* **Exercise goal**: Each record is to be transcribed exactly.

(Dataset records)
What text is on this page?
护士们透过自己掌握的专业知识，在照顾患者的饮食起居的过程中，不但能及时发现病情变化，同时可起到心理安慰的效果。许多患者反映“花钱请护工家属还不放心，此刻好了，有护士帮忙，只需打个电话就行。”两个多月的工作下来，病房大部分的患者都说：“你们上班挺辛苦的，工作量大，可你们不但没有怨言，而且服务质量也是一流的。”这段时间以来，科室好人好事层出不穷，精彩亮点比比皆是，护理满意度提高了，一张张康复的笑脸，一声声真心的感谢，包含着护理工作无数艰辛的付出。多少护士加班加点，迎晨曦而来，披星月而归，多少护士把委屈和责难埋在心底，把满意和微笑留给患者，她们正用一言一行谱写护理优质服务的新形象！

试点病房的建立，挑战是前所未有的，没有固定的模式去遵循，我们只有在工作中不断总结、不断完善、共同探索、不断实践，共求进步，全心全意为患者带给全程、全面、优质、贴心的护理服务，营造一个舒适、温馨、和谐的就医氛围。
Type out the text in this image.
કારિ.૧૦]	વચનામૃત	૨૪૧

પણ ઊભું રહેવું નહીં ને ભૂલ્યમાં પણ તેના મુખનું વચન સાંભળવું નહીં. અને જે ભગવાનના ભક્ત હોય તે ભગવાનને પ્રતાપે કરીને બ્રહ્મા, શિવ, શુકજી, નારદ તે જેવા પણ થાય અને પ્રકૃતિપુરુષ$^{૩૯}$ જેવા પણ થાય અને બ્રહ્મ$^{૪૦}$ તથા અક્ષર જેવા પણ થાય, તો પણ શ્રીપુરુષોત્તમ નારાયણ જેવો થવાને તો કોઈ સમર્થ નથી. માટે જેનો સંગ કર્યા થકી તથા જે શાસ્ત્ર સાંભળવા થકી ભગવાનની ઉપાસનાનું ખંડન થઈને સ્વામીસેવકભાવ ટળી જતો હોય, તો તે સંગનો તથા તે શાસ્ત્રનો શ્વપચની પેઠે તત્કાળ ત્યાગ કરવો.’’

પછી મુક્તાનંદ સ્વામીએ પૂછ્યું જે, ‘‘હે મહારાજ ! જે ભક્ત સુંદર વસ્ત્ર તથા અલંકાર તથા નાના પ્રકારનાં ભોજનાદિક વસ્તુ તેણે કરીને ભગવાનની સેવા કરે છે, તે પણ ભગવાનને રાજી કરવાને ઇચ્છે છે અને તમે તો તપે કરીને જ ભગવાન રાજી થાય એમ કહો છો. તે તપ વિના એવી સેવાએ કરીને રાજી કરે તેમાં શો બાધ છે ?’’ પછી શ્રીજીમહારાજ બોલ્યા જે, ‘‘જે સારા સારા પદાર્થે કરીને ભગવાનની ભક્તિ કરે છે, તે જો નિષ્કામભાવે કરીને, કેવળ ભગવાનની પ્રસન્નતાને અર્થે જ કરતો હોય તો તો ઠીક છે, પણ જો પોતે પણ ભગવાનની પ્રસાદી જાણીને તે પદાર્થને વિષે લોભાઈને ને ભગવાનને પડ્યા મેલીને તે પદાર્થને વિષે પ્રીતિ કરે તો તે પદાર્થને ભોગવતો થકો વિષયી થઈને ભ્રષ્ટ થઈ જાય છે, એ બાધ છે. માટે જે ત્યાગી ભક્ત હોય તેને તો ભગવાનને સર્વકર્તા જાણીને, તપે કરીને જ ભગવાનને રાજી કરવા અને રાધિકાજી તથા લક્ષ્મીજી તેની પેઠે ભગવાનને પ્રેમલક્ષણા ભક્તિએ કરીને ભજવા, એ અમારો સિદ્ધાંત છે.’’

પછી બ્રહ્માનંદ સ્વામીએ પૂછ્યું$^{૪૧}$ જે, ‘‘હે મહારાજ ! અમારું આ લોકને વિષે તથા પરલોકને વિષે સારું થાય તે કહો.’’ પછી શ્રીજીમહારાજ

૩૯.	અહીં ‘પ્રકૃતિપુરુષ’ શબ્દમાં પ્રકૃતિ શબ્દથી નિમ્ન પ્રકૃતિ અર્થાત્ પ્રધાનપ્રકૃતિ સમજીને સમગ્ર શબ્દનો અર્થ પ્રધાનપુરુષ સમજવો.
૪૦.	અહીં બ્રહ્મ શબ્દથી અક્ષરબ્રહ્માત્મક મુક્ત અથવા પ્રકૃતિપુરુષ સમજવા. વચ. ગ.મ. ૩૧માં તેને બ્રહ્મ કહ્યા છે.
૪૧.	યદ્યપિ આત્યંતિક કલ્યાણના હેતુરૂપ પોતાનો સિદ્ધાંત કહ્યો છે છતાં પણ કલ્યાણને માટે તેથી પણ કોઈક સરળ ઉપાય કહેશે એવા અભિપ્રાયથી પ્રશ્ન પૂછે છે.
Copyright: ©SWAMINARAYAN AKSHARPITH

* **Response**:
What text is on this page?
护士们透过自己掌握的专业知识，在照顾患者的饮食起居的过程中，不但能及时发现病情变化，同时可起到心理安慰的效果。许多患者反映“花钱请护工家属还不放心，此刻好了，有护士帮忙，只需打个电话就行。”两个多月的工作下来，病房大部分的患者都说：“你们上班挺辛苦的，工作量大，可你们不但没有怨言，而且服务质量也是一流的。”这段时间以来，科室好人好事层出不穷，精彩亮点比比皆是，护理满意度提高了，一张张康复的笑脸，一声声真心的感谢，包含着护理工作无数艰辛的付出。多少护士加班加点，迎晨曦而来，披星月而归，多少护士把委屈和责难埋在心底，把满意和微笑留给患者，她们正用一言一行谱写护理优质服务的新形象！

试点病房的建立，挑战是前所未有的，没有固定的模式去遵循，我们只有在工作中不断总结、不断完善、共同探索、不断实践，共求进步，全心全意为患者带给全程、全面、优质、贴心的护理服务，营造一个舒适、温馨、和谐的就医氛围。
Type out the text in this image.
કારિ.૧૦]	વચનામૃત	૨૪૧

પણ ઊભું રહેવું નહીં ને ભૂલ્યમાં પણ તેના મુખનું વચન સાંભળવું નહીં. અને જે ભગવાનના ભક્ત હોય તે ભગવાનને પ્રતાપે કરીને બ્રહ્મા, શિવ, શુકજી, નારદ તે જેવા પણ થાય અને પ્રકૃતિપુરુષ$^{૩૯}$ જેવા પણ થાય અને બ્રહ્મ$^{૪૦}$ તથા અક્ષર જેવા પણ થાય, તો પણ શ્રીપુરુષોત્તમ નારાયણ જેવો થવાને તો કોઈ સમર્થ નથી. માટે જેનો સંગ કર્યા થકી તથા જે શાસ્ત્ર સાંભળવા થકી ભગવાનની ઉપાસનાનું ખંડન થઈને સ્વામીસેવકભાવ ટળી જતો હોય, તો તે સંગનો તથા તે શાસ્ત્રનો શ્વપચની પેઠે તત્કાળ ત્યાગ કરવો.’’

પછી મુક્તાનંદ સ્વામીએ પૂછ્યું જે, ‘‘હે મહારાજ ! જે ભક્ત સુંદર વસ્ત્ર તથા અલંકાર તથા નાના પ્રકારનાં ભોજનાદિક વસ્તુ તેણે કરીને ભગવાનની સેવા કરે છે, તે પણ ભગવાનને રાજી કરવાને ઇચ્છે છે અને તમે તો તપે કરીને જ ભગવાન રાજી થાય એમ કહો છો. તે તપ વિના એવી સેવાએ કરીને રાજી કરે તેમાં શો બાધ છે ?’’ પછી શ્રીજીમહારાજ બોલ્યા જે, ‘‘જે સારા સારા પદાર્થે કરીને ભગવાનની ભક્તિ કરે છે, તે જો નિષ્કામભાવે કરીને, કેવળ ભગવાનની પ્રસન્નતાને અર્થે જ કરતો હોય તો તો ઠીક છે, પણ જો પોતે પણ ભગવાનની પ્રસાદી જાણીને તે પદાર્થને વિષે લોભાઈને ને ભગવાનને પડ્યા મેલીને તે પદાર્થને વિષે પ્રીતિ કરે તો તે પદાર્થને ભોગવતો થકો વિષયી થઈને ભ્રષ્ટ થઈ જાય છે, એ બાધ છે. માટે જે ત્યાગી ભક્ત હોય તેને તો ભગવાનને સર્વકર્તા જાણીને, તપે કરીને જ ભગવાનને રાજી કરવા અને રાધિકાજી તથા લક્ષ્મીજી તેની પેઠે ભગવાનને પ્રેમલક્ષણા ભક્તિએ કરીને ભજવા, એ અમારો સિદ્ધાંત છે.’’

પછી બ્રહ્માનંદ સ્વામીએ પૂછ્યું$^{૪૧}$ જે, ‘‘હે મહારાજ ! અમારું આ લોકને વિષે તથા પરલોકને વિષે સારું થાય તે કહો.’’ પછી શ્રીજીમહારાજ

૩૯.	અહીં ‘પ્રકૃતિપુરુષ’ શબ્દમાં પ્રકૃતિ શબ્દથી નિમ્ન પ્રકૃતિ અર્થાત્ પ્રધાનપ્રકૃતિ સમજીને સમગ્ર શબ્દનો અર્થ પ્રધાનપુરુષ સમજવો.
૪૦.	અહીં બ્રહ્મ શબ્દથી અક્ષરબ્રહ્માત્મક મુક્ત અથવા પ્રકૃતિપુરુષ સમજવા. વચ. ગ.મ. ૩૧માં તેને બ્રહ્મ કહ્યા છે.
૪૧.	યદ્યપિ આત્યંતિક કલ્યાણના હેતુરૂપ પોતાનો સિદ્ધાંત કહ્યો છે છતાં પણ કલ્યાણને માટે તેથી પણ કોઈક સરળ ઉપાય કહેશે એવા અભિપ્રાયથી પ્રશ્ન પૂછે છે.
Copyright: ©SWAMINARAYAN AKSHARPITH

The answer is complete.